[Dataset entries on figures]
Begin

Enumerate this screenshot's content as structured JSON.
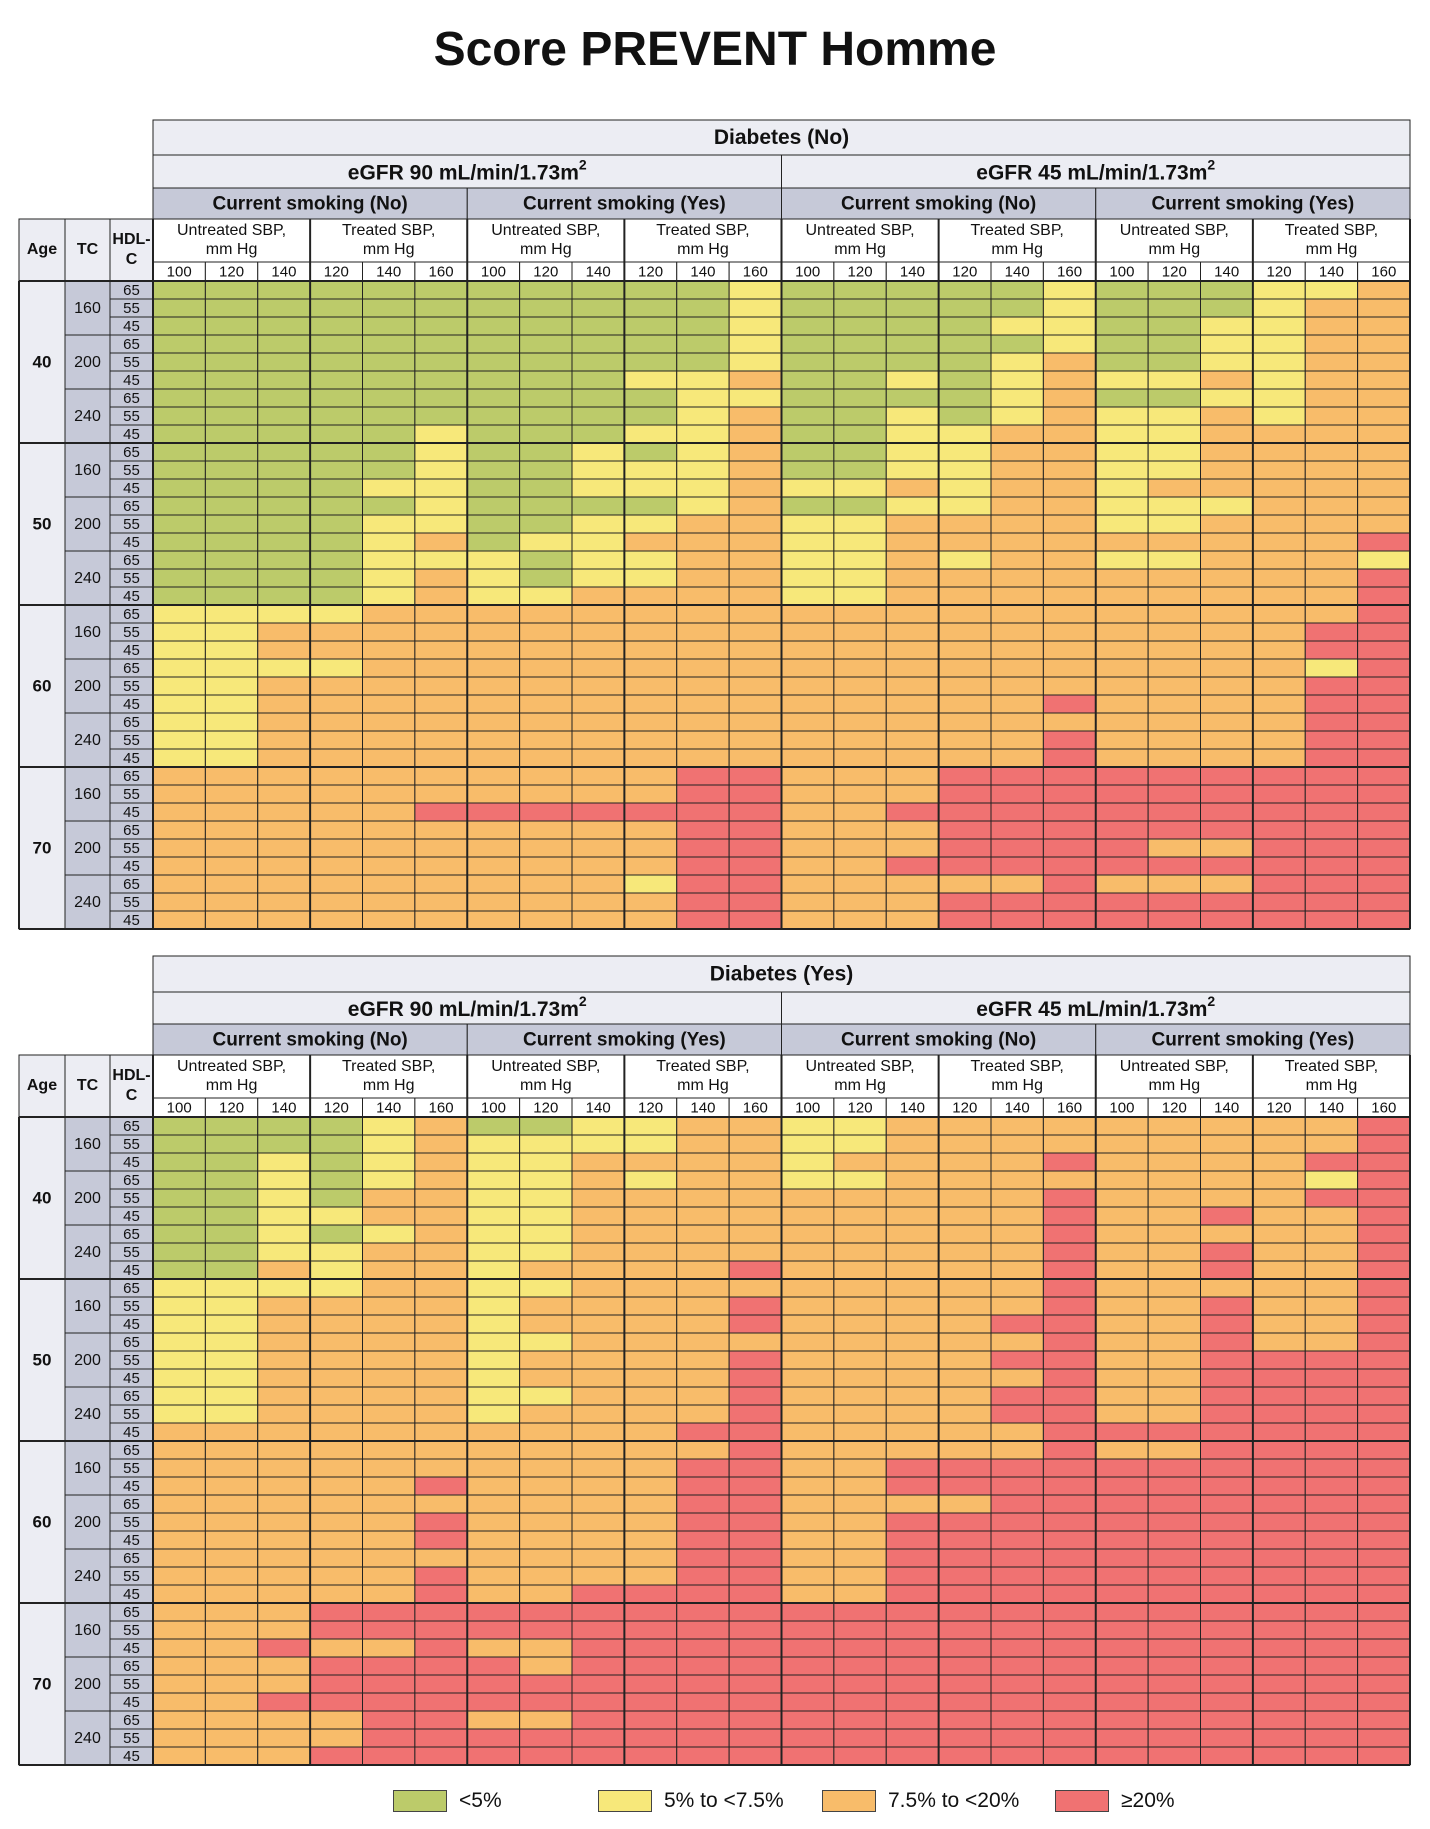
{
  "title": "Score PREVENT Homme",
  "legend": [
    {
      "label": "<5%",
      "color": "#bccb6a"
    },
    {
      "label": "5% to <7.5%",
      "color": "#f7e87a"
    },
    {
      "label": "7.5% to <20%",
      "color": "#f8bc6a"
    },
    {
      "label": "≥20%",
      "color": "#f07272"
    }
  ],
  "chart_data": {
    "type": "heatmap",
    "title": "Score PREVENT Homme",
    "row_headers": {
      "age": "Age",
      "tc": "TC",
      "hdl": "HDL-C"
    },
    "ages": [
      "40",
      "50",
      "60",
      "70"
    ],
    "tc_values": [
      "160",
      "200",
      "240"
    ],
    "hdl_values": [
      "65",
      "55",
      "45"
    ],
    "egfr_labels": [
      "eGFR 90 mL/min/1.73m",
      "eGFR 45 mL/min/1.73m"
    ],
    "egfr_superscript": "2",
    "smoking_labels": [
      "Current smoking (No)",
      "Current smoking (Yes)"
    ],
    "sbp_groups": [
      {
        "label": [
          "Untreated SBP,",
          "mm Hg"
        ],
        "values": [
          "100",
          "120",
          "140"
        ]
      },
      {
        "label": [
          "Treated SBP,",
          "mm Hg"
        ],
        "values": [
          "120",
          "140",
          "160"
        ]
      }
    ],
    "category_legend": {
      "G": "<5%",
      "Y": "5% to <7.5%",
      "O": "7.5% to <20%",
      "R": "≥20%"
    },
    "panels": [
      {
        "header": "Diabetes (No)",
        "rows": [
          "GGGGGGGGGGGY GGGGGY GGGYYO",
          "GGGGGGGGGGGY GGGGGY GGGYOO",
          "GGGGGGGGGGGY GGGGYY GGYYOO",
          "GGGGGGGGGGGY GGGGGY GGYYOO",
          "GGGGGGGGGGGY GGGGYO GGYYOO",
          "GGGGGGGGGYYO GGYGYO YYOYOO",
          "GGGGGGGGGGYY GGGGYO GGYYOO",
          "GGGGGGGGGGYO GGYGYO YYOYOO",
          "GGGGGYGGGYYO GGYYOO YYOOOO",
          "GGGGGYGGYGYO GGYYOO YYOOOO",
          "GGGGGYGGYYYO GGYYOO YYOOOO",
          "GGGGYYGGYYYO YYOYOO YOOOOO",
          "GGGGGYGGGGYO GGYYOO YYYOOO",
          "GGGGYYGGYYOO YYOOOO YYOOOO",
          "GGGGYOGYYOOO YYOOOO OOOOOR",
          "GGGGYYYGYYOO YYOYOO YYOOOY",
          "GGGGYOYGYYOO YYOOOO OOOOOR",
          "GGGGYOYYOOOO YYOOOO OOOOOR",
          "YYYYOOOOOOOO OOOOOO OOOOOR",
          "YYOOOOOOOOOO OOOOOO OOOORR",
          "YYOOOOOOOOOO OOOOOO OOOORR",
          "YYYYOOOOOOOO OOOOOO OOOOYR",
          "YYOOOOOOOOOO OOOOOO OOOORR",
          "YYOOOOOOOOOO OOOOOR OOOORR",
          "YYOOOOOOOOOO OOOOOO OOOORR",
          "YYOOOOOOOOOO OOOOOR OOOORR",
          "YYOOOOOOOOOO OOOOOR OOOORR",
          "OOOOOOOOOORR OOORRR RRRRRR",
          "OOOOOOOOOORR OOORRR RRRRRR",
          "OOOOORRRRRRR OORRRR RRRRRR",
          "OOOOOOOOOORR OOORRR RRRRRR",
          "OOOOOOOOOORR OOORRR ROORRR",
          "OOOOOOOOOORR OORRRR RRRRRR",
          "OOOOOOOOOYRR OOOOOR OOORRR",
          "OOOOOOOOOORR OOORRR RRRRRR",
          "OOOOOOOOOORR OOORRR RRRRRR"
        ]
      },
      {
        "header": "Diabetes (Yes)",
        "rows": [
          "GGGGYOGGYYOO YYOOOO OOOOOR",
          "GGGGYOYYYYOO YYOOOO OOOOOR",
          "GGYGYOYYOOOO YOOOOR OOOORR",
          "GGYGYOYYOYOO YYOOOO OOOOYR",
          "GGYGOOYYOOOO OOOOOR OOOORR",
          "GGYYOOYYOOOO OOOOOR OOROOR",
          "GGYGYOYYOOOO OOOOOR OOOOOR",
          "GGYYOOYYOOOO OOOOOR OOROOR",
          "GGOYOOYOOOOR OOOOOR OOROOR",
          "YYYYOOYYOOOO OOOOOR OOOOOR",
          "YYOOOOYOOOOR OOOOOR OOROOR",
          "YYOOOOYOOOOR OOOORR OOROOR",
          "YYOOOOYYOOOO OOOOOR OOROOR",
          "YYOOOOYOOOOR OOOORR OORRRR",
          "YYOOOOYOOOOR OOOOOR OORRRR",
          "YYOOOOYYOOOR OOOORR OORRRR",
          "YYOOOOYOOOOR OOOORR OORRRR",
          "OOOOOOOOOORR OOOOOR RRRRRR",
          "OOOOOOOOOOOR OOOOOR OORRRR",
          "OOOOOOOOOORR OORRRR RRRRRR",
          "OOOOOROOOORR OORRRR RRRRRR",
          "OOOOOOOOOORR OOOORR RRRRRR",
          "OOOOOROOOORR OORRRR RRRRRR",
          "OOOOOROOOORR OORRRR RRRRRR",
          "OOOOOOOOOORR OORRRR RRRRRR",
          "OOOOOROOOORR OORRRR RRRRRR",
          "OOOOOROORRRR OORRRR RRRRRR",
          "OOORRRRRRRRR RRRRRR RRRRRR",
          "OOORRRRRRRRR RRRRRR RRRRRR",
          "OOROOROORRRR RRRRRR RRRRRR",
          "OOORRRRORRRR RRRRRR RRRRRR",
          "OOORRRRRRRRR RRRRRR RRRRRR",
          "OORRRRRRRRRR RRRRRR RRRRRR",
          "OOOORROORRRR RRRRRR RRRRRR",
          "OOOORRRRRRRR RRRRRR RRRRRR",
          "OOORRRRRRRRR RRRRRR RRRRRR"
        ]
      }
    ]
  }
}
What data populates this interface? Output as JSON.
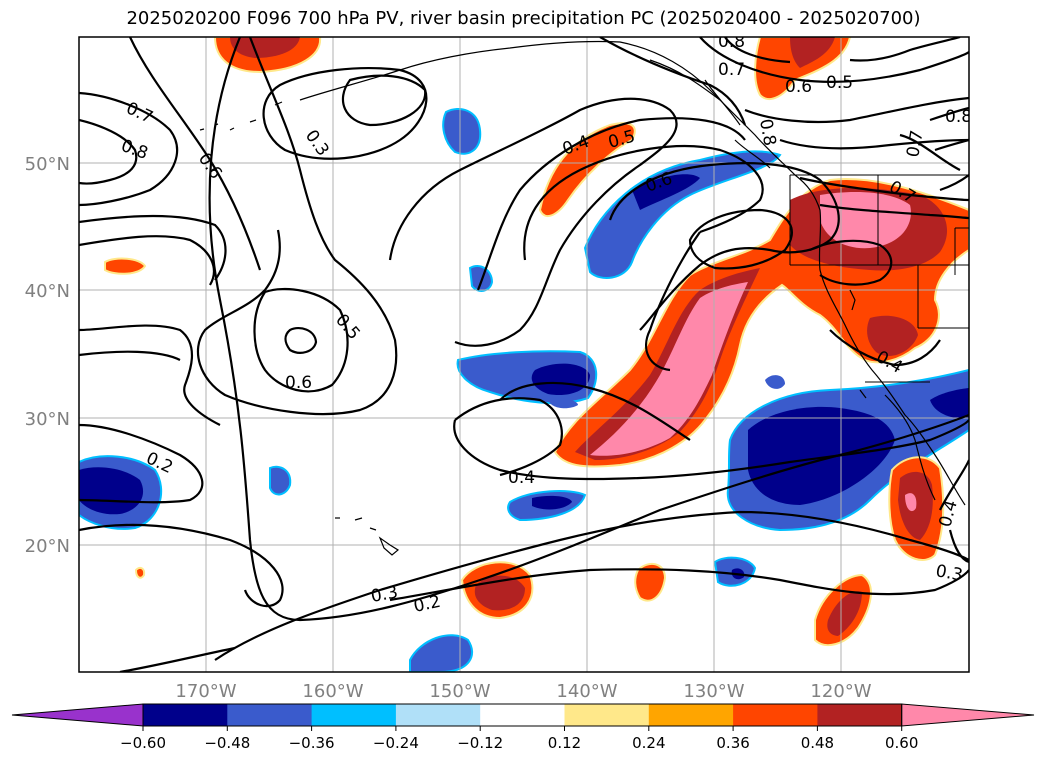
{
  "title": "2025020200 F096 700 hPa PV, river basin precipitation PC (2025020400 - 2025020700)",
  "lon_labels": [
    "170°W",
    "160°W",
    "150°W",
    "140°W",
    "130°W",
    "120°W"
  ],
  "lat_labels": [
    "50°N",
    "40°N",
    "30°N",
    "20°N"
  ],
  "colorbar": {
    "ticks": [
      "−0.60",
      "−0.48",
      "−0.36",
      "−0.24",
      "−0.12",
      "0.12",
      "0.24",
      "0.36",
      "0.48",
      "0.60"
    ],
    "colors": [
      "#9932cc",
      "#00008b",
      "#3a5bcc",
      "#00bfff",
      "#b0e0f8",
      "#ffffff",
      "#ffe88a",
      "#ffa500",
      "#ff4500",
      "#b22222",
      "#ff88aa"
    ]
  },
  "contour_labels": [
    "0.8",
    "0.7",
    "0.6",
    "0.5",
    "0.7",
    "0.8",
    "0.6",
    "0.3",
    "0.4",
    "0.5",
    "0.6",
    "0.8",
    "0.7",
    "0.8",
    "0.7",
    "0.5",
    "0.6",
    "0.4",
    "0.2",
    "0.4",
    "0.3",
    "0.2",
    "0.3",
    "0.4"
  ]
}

End

Leave out every picture, and repeat word for word only the lines from the one holding "What data populates" through the end of the entries above, both ends included.

What data populates this interface? Output as JSON.
{
  "title": "2025020200 F096 700 hPa PV, river basin precipitation PC (2025020400 - 2025020700)",
  "lon_labels": [
    "170°W",
    "160°W",
    "150°W",
    "140°W",
    "130°W",
    "120°W"
  ],
  "lat_labels": [
    "50°N",
    "40°N",
    "30°N",
    "20°N"
  ],
  "colorbar": {
    "ticks": [
      "−0.60",
      "−0.48",
      "−0.36",
      "−0.24",
      "−0.12",
      "0.12",
      "0.24",
      "0.36",
      "0.48",
      "0.60"
    ],
    "colors": [
      "#9932cc",
      "#00008b",
      "#3a5bcc",
      "#00bfff",
      "#b0e0f8",
      "#ffffff",
      "#ffe88a",
      "#ffa500",
      "#ff4500",
      "#b22222",
      "#ff88aa"
    ]
  },
  "contour_labels": [
    "0.8",
    "0.7",
    "0.6",
    "0.5",
    "0.7",
    "0.8",
    "0.6",
    "0.3",
    "0.4",
    "0.5",
    "0.6",
    "0.8",
    "0.7",
    "0.8",
    "0.7",
    "0.5",
    "0.6",
    "0.4",
    "0.2",
    "0.4",
    "0.3",
    "0.2",
    "0.3",
    "0.4"
  ]
}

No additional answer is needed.